(SELECTED EXCERPT):
- Alp Bassa (Sabanci University, Istanbul)
- Kazim Buyukboduk (Koc University, Istanbul)
- Safak Ozden (Mimar Sinan University, Istanbul)
- Ayberk Zeytin (Galatasaray University, Istanbul)

- Hakan Ayral (Galatasaray University)
- Merve Durmus (Galatasaray University, Yeditepe University)
- Muhammed Uludag (Galatasaray University )
- Ayberk Zeytin (Galatasaray University )

10.30 - 10.50 Merve Durmus

11.15 - 12.15 Muhammed Uludag

13.45 - 14.45 Ayberk Zeytin

15.00 - 16.00 Hakan Ayral

- Hakan Ayral (Galatasaray University) Title : Automated Theorem Proving Systems
- Merve Durmus (Galatasaray University, Yeditepe University) Title: Subgroups of the infinite dihedral group and graphs
- Muhammed Uludag (Galatasaray University ) Title: Binary quadratic forms as dessins
- Ayberk Zeytin (Galatasaray University ) Title: Thompson's Groups and the Modular Group

Abstract: Automated theorem proving is formal proving of mathematical theorems by computer programs with little or no user intervention.

A formal proof is a proof in which every single logical inference has been checked back to the fundamental axioms of mathematics; first serious attempt to formalize mathematics in terms of symbolic logical inferences was by Russel and Whitehead in their Principia Mathematica, written with a purpose to derive some of the mathematical expressions of number theory.

In a consistent axiomatic system, the validity of a theorem can be expressed as the satisfiability of a logic formula which reduces to a set of propositional satisfiability problems. The problem of deciding the satisfiability of a formula (SAT-problem) varies from trivial to impossible; for the case of propositional logic, the problem is decidable but Co-NP-complete.

(DATASET ENTRIES):
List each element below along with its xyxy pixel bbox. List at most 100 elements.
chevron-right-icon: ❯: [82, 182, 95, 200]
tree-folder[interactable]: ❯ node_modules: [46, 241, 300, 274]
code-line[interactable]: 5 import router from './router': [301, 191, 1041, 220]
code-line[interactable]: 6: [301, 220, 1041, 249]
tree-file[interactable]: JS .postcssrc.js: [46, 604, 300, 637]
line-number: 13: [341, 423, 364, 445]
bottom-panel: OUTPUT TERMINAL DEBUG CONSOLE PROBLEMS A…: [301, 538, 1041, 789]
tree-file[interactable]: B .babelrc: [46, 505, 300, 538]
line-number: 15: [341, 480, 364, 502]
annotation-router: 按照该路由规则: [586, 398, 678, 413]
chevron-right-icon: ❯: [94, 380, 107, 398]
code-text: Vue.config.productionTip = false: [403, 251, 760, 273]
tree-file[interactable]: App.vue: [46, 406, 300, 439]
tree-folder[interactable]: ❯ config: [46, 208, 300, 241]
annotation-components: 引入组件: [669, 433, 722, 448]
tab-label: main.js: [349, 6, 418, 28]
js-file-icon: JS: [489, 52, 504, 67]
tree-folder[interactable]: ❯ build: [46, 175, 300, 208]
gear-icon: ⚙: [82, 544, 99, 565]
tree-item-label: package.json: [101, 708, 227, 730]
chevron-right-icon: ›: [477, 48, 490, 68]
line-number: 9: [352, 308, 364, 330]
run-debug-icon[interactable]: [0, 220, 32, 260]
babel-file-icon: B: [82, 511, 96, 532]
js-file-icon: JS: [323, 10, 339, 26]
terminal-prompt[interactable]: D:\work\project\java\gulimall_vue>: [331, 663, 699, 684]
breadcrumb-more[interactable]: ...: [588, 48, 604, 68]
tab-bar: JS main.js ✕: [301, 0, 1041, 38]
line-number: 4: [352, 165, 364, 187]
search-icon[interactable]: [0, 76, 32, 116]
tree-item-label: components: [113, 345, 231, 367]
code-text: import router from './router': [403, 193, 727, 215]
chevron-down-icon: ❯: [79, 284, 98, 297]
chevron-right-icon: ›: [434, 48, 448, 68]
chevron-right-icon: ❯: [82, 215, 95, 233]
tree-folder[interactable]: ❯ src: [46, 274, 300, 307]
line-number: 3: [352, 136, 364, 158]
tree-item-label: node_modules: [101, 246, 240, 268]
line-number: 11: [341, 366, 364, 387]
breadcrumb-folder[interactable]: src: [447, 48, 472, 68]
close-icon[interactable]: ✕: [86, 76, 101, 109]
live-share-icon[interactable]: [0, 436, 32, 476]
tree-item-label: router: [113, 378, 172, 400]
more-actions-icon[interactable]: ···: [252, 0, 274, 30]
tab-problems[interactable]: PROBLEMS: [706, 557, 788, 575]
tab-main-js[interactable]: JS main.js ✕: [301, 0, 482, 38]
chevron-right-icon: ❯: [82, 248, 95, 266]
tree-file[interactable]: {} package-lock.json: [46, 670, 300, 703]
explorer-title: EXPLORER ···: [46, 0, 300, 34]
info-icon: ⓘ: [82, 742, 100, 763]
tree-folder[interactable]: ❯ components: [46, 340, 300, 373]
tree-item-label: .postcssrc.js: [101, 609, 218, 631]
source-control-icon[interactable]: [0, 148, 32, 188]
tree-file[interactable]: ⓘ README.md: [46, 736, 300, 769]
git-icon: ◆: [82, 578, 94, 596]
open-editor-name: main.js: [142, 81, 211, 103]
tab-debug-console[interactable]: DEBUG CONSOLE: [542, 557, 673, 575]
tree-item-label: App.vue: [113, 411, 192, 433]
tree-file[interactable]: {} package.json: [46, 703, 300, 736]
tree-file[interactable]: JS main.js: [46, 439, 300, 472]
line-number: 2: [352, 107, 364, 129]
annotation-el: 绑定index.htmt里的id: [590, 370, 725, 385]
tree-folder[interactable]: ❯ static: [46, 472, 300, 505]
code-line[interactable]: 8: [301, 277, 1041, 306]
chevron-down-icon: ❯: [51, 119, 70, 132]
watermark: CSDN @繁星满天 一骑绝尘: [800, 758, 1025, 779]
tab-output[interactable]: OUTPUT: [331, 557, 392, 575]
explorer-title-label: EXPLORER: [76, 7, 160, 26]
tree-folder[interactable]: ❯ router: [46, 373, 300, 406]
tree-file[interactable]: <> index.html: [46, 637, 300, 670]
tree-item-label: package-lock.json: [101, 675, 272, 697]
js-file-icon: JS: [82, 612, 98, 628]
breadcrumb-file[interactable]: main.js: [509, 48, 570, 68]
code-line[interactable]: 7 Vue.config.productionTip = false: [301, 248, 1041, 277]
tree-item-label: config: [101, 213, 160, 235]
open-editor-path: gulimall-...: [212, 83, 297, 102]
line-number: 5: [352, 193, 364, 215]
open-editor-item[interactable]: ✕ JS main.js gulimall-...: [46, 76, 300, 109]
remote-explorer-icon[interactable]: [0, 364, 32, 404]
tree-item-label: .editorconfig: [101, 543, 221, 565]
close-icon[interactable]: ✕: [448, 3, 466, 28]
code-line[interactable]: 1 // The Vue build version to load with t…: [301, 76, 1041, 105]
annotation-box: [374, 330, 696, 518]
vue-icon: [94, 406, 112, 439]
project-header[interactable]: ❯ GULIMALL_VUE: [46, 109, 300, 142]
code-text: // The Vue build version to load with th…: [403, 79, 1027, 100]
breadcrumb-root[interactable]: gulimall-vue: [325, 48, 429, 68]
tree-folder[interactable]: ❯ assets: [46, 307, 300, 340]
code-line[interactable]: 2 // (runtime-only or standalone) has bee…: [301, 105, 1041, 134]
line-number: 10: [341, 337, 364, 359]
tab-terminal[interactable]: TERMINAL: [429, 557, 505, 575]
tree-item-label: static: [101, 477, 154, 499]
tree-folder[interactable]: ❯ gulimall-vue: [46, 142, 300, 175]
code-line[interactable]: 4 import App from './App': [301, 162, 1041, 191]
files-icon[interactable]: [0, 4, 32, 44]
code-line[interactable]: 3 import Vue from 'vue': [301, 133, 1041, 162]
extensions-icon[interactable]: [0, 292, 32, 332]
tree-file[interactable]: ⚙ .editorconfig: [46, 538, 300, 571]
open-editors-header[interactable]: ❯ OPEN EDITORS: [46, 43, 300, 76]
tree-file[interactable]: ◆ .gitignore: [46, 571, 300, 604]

(HOW TO COMPLETE THIS TASK): Could you continue the workshop program above from where it stops, carrying on the abstract on automated theorem proving after its last sentence?

(RESULT OF THE EXERCISE):
First-order theorem proving is one of the most mature subfields of automated theorem proving as first order logic is expressive enough to allow the specification of arbitrary problems, and a number of sound and complete calculi have been developed, enabling fully automated systems.

As part of the talk we will present some of the widely known automated theorem proving softwares and browse through formalizations of some trivial facts (2+2=4, primality of 3) and some non-trivial proofs.

Abstract: In this talk we will show how one constructs a unique graph to every subgroup of the infinite dihedral group, which may be thought of as the toy case of the modular group to be described in the next talk.

Abstract: Since it encodes the Euclidean algorithm, the modular group is a very fundamental object in mathematics. It acts by conjugation on an infinite bipartite planar tree, which we call the Farey tree. The orbits are graphs with one cycle which we call çarks. We show that each çark represents naturally the class of an indefinite binary quadratic form, and every such class can be represented this way. Given a çark, if we specify an edge together with an orientation of its cycle, then this determines an indefinite binary quadratic form belonging to the class represented by the çark, and every such form can be represented this way. This work is funded by TUBITAK110T690 and GSU12.504.001 grants.

(Joint work with M. Durmuş and A. Zeytin)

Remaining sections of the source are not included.